Part of a data file:
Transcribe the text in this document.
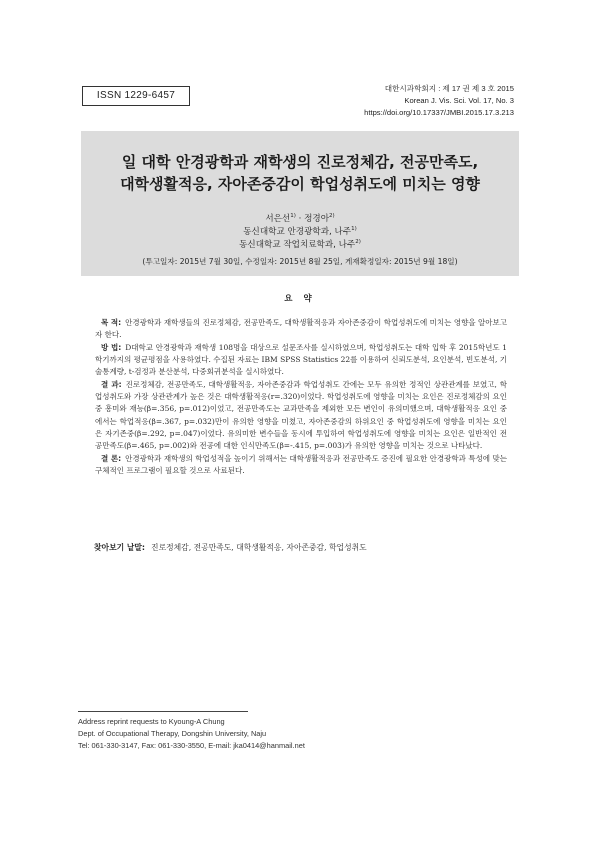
ISSN 1229-6457
대한시과학회지 : 제 17 권 제 3 호 2015
Korean J. Vis. Sci. Vol. 17, No. 3
https://doi.org/10.17337/JMBI.2015.17.3.213
일 대학 안경광학과 재학생의 진로정체감, 전공만족도,
대학생활적응, 자아존중감이 학업성취도에 미치는 영향
서은선$^{1)}$ · 정경아$^{2)}$
동신대학교 안경광학과, 나주$^{1)}$
동신대학교 작업치료학과, 나주$^{2)}$
(투고일자: 2015년 7월 30일, 수정일자: 2015년 8월 25일, 게재확정일자: 2015년 9월 18일)
요 약

목 적: 안경광학과 재학생들의 진로정체감, 전공만족도, 대학생활적응과 자아존중감이 학업성취도에 미치는 영향을 알아보고자 한다.

방 법: D대학교 안경광학과 재학생 108명을 대상으로 설문조사를 실시하였으며, 학업성취도는 대학 입학 후 2015학년도 1학기까지의 평균평점을 사용하였다. 수집된 자료는 IBM SPSS Statistics 22를 이용하여 신뢰도분석, 요인분석, 빈도분석, 기술통계량, t-검정과 분산분석, 다중회귀분석을 실시하였다.

결 과: 진로정체감, 전공만족도, 대학생활적응, 자아존중감과 학업성취도 간에는 모두 유의한 정적인 상관관계를 보였고, 학업성취도와 가장 상관관계가 높은 것은 대학생활적응(r=.320)이었다. 학업성취도에 영향을 미치는 요인은 진로정체감의 요인 중 흥미와 재능(β=.356, p=.012)이었고, 전공만족도는 교과만족을 제외한 모든 변인이 유의미했으며, 대학생활적응 요인 중에서는 학업적응(β=.367, p=.032)만이 유의한 영향을 미쳤고, 자아존중감의 하위요인 중 학업성취도에 영향을 미치는 요인은 자기존중(β=.292, p=.047)이었다. 유의미한 변수들을 동시에 투입하여 학업성취도에 영향을 미치는 요인은 일반적인 전공만족도(β=.465, p=.002)와 전공에 대한 인식만족도(β=-.415, p=.003)가 유의한 영향을 미치는 것으로 나타났다.

결 론: 안경광학과 재학생의 학업성적을 높이기 위해서는 대학생활적응과 전공만족도 증진에 필요한 안경광학과 특성에 맞는 구체적인 프로그램이 필요할 것으로 사료된다.

찾아보기 낱말: 진로정체감, 전공만족도, 대학생활적응, 자아존중감, 학업성취도
Address reprint requests to Kyoung-A Chung
Dept. of Occupational Therapy, Dongshin University, Naju
Tel: 061-330-3147, Fax: 061-330-3550, E-mail: jka0414@hanmail.net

## Aim of the exercise:
Above are records with pictures; repeat the records exactly and leave the pictures out.

## Task solution:
Transcribe the text in this document.
ISSN 1229-6457
대한시과학회지 : 제 17 권 제 3 호 2015
Korean J. Vis. Sci. Vol. 17, No. 3
https://doi.org/10.17337/JMBI.2015.17.3.213
일 대학 안경광학과 재학생의 진로정체감, 전공만족도,
대학생활적응, 자아존중감이 학업성취도에 미치는 영향
서은선$^{1)}$ · 정경아$^{2)}$
동신대학교 안경광학과, 나주$^{1)}$
동신대학교 작업치료학과, 나주$^{2)}$
(투고일자: 2015년 7월 30일, 수정일자: 2015년 8월 25일, 게재확정일자: 2015년 9월 18일)
요 약

목 적: 안경광학과 재학생들의 진로정체감, 전공만족도, 대학생활적응과 자아존중감이 학업성취도에 미치는 영향을 알아보고자 한다.

방 법: D대학교 안경광학과 재학생 108명을 대상으로 설문조사를 실시하였으며, 학업성취도는 대학 입학 후 2015학년도 1학기까지의 평균평점을 사용하였다. 수집된 자료는 IBM SPSS Statistics 22를 이용하여 신뢰도분석, 요인분석, 빈도분석, 기술통계량, t-검정과 분산분석, 다중회귀분석을 실시하였다.

결 과: 진로정체감, 전공만족도, 대학생활적응, 자아존중감과 학업성취도 간에는 모두 유의한 정적인 상관관계를 보였고, 학업성취도와 가장 상관관계가 높은 것은 대학생활적응(r=.320)이었다. 학업성취도에 영향을 미치는 요인은 진로정체감의 요인 중 흥미와 재능(β=.356, p=.012)이었고, 전공만족도는 교과만족을 제외한 모든 변인이 유의미했으며, 대학생활적응 요인 중에서는 학업적응(β=.367, p=.032)만이 유의한 영향을 미쳤고, 자아존중감의 하위요인 중 학업성취도에 영향을 미치는 요인은 자기존중(β=.292, p=.047)이었다. 유의미한 변수들을 동시에 투입하여 학업성취도에 영향을 미치는 요인은 일반적인 전공만족도(β=.465, p=.002)와 전공에 대한 인식만족도(β=-.415, p=.003)가 유의한 영향을 미치는 것으로 나타났다.

결 론: 안경광학과 재학생의 학업성적을 높이기 위해서는 대학생활적응과 전공만족도 증진에 필요한 안경광학과 특성에 맞는 구체적인 프로그램이 필요할 것으로 사료된다.

찾아보기 낱말: 진로정체감, 전공만족도, 대학생활적응, 자아존중감, 학업성취도
Address reprint requests to Kyoung-A Chung
Dept. of Occupational Therapy, Dongshin University, Naju
Tel: 061-330-3147, Fax: 061-330-3550, E-mail: jka0414@hanmail.net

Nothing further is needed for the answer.